*Problem statement*
In your copy, reproduce the entries exactly as they are, minus the images.

*Extracted data*
──────────

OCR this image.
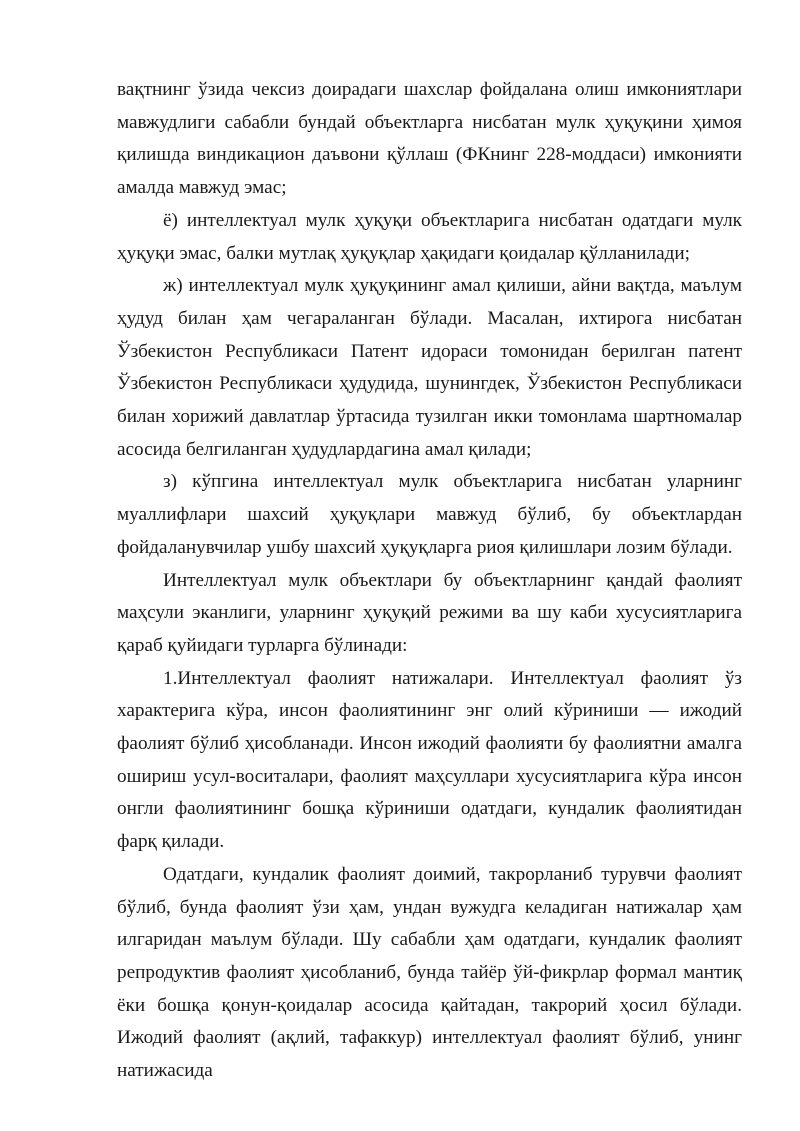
вақтнинг ўзида чексиз доирадаги шахслар фойдалана олиш имкониятлари мавжудлиги сабабли бундай объектларга нисбатан мулк ҳуқуқини ҳимоя қилишда виндикацион даъвони қўллаш (ФКнинг 228-моддаси) имконияти амалда мавжуд эмас;

ё) интеллектуал мулк ҳуқуқи объектларига нисбатан одатдаги мулк ҳуқуқи эмас, балки мутлақ ҳуқуқлар ҳақидаги қоидалар қўлланилади;

ж) интеллектуал мулк ҳуқуқининг амал қилиши, айни вақтда, маълум ҳудуд билан ҳам чегараланган бўлади. Масалан, ихтирога нисбатан Ўзбекистон Республикаси Патент идораси томонидан берилган патент Ўзбекистон Республикаси ҳудудида, шунингдек, Ўзбекистон Республикаси билан хорижий давлатлар ўртасида тузилган икки томонлама шартномалар асосида белгиланган ҳудудлардагина амал қилади;

з) кўпгина интеллектуал мулк объектларига нисбатан уларнинг муаллифлари шахсий ҳуқуқлари мавжуд бўлиб, бу объектлардан фойдаланувчилар ушбу шахсий ҳуқуқларга риоя қилишлари лозим бўлади.

Интеллектуал мулк объектлари бу объектларнинг қандай фаолият маҳсули эканлиги, уларнинг ҳуқуқий режими ва шу каби хусусиятларига қараб қуйидаги турларга бўлинади:

1.Интеллектуал фаолият натижалари. Интеллектуал фаолият ўз характерига кўра, инсон фаолиятининг энг олий кўриниши — ижодий фаолият бўлиб ҳисобланади. Инсон ижодий фаолияти бу фаолиятни амалга ошириш усул-воситалари, фаолият маҳсуллари хусусиятларига кўра инсон онгли фаолиятининг бошқа кўриниши одатдаги, кундалик фаолиятидан фарқ қилади.

Одатдаги, кундалик фаолият доимий, такрорланиб турувчи фаолият бўлиб, бунда фаолият ўзи ҳам, ундан вужудга келадиган натижалар ҳам илгаридан маълум бўлади. Шу сабабли ҳам одатдаги, кундалик фаолият репродуктив фаолият ҳисобланиб, бунда тайёр ўй-фикрлар формал мантиқ ёки бошқа қонун-қоидалар асосида қайтадан, такрорий ҳосил бўлади. Ижодий фаолият (ақлий, тафаккур) интеллектуал фаолият бўлиб, унинг натижасида
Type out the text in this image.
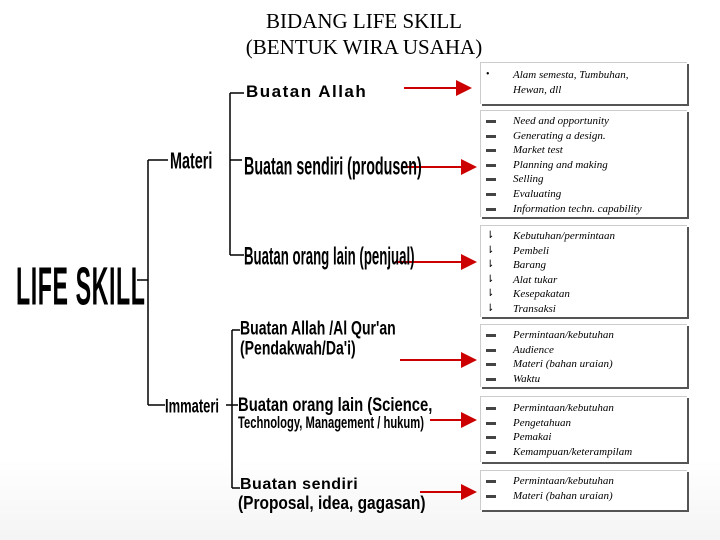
BIDANG LIFE SKILL
(BENTUK WIRA USAHA)
LIFE SKILL
Materi
Immateri
Buatan Allah
Buatan sendiri (produsen)
Buatan orang lain (penjual)
Buatan Allah /Al Qur'an
(Pendakwah/Da'i)
Buatan orang lain (Science,
Technology, Management / hukum)
Buatan sendiri
(Proposal, idea, gagasan)
• Alam semesta, Tumbuhan,
Hewan, dll
▬ Need and opportunity
▬ Generating a design.
▬ Market test
▬ Planning and making
▬ Selling
▬ Evaluating
▬ Information techn. capability
⇂ Kebutuhan/permintaan
⇂ Pembeli
⇂ Barang
⇂ Alat tukar
⇂ Kesepakatan
⇂ Transaksi
▬ Permintaan/kebutuhan
▬ Audience
▬ Materi (bahan uraian)
▬ Waktu
▬ Permintaan/kebutuhan
▬ Pengetahuan
▬ Pemakai
▬ Kemampuan/keterampilam
▬ Permintaan/kebutuhan
▬ Materi (bahan uraian)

──────────

*Response below*
OCR this image.
вақтнинг ўзида чексиз доирадаги шахслар фойдалана олиш имкониятлари мавжудлиги сабабли бундай объектларга нисбатан мулк ҳуқуқини ҳимоя қилишда виндикацион даъвони қўллаш (ФКнинг 228-моддаси) имконияти амалда мавжуд эмас;

ё) интеллектуал мулк ҳуқуқи объектларига нисбатан одатдаги мулк ҳуқуқи эмас, балки мутлақ ҳуқуқлар ҳақидаги қоидалар қўлланилади;

ж) интеллектуал мулк ҳуқуқининг амал қилиши, айни вақтда, маълум ҳудуд билан ҳам чегараланган бўлади. Масалан, ихтирога нисбатан Ўзбекистон Республикаси Патент идораси томонидан берилган патент Ўзбекистон Республикаси ҳудудида, шунингдек, Ўзбекистон Республикаси билан хорижий давлатлар ўртасида тузилган икки томонлама шартномалар асосида белгиланган ҳудудлардагина амал қилади;

з) кўпгина интеллектуал мулк объектларига нисбатан уларнинг муаллифлари шахсий ҳуқуқлари мавжуд бўлиб, бу объектлардан фойдаланувчилар ушбу шахсий ҳуқуқларга риоя қилишлари лозим бўлади.

Интеллектуал мулк объектлари бу объектларнинг қандай фаолият маҳсули эканлиги, уларнинг ҳуқуқий режими ва шу каби хусусиятларига қараб қуйидаги турларга бўлинади:

1.Интеллектуал фаолият натижалари. Интеллектуал фаолият ўз характерига кўра, инсон фаолиятининг энг олий кўриниши — ижодий фаолият бўлиб ҳисобланади. Инсон ижодий фаолияти бу фаолиятни амалга ошириш усул-воситалари, фаолият маҳсуллари хусусиятларига кўра инсон онгли фаолиятининг бошқа кўриниши одатдаги, кундалик фаолиятидан фарқ қилади.

Одатдаги, кундалик фаолият доимий, такрорланиб турувчи фаолият бўлиб, бунда фаолият ўзи ҳам, ундан вужудга келадиган натижалар ҳам илгаридан маълум бўлади. Шу сабабли ҳам одатдаги, кундалик фаолият репродуктив фаолият ҳисобланиб, бунда тайёр ўй-фикрлар формал мантиқ ёки бошқа қонун-қоидалар асосида қайтадан, такрорий ҳосил бўлади. Ижодий фаолият (ақлий, тафаккур) интеллектуал фаолият бўлиб, унинг натижасида
Type out the text in this image.
BIDANG LIFE SKILL
(BENTUK WIRA USAHA)
LIFE SKILL
Materi
Immateri
Buatan Allah
Buatan sendiri (produsen)
Buatan orang lain (penjual)
Buatan Allah /Al Qur'an
(Pendakwah/Da'i)
Buatan orang lain (Science,
Technology, Management / hukum)
Buatan sendiri
(Proposal, idea, gagasan)
• Alam semesta, Tumbuhan,
Hewan, dll
▬ Need and opportunity
▬ Generating a design.
▬ Market test
▬ Planning and making
▬ Selling
▬ Evaluating
▬ Information techn. capability
⇂ Kebutuhan/permintaan
⇂ Pembeli
⇂ Barang
⇂ Alat tukar
⇂ Kesepakatan
⇂ Transaksi
▬ Permintaan/kebutuhan
▬ Audience
▬ Materi (bahan uraian)
▬ Waktu
▬ Permintaan/kebutuhan
▬ Pengetahuan
▬ Pemakai
▬ Kemampuan/keterampilam
▬ Permintaan/kebutuhan
▬ Materi (bahan uraian)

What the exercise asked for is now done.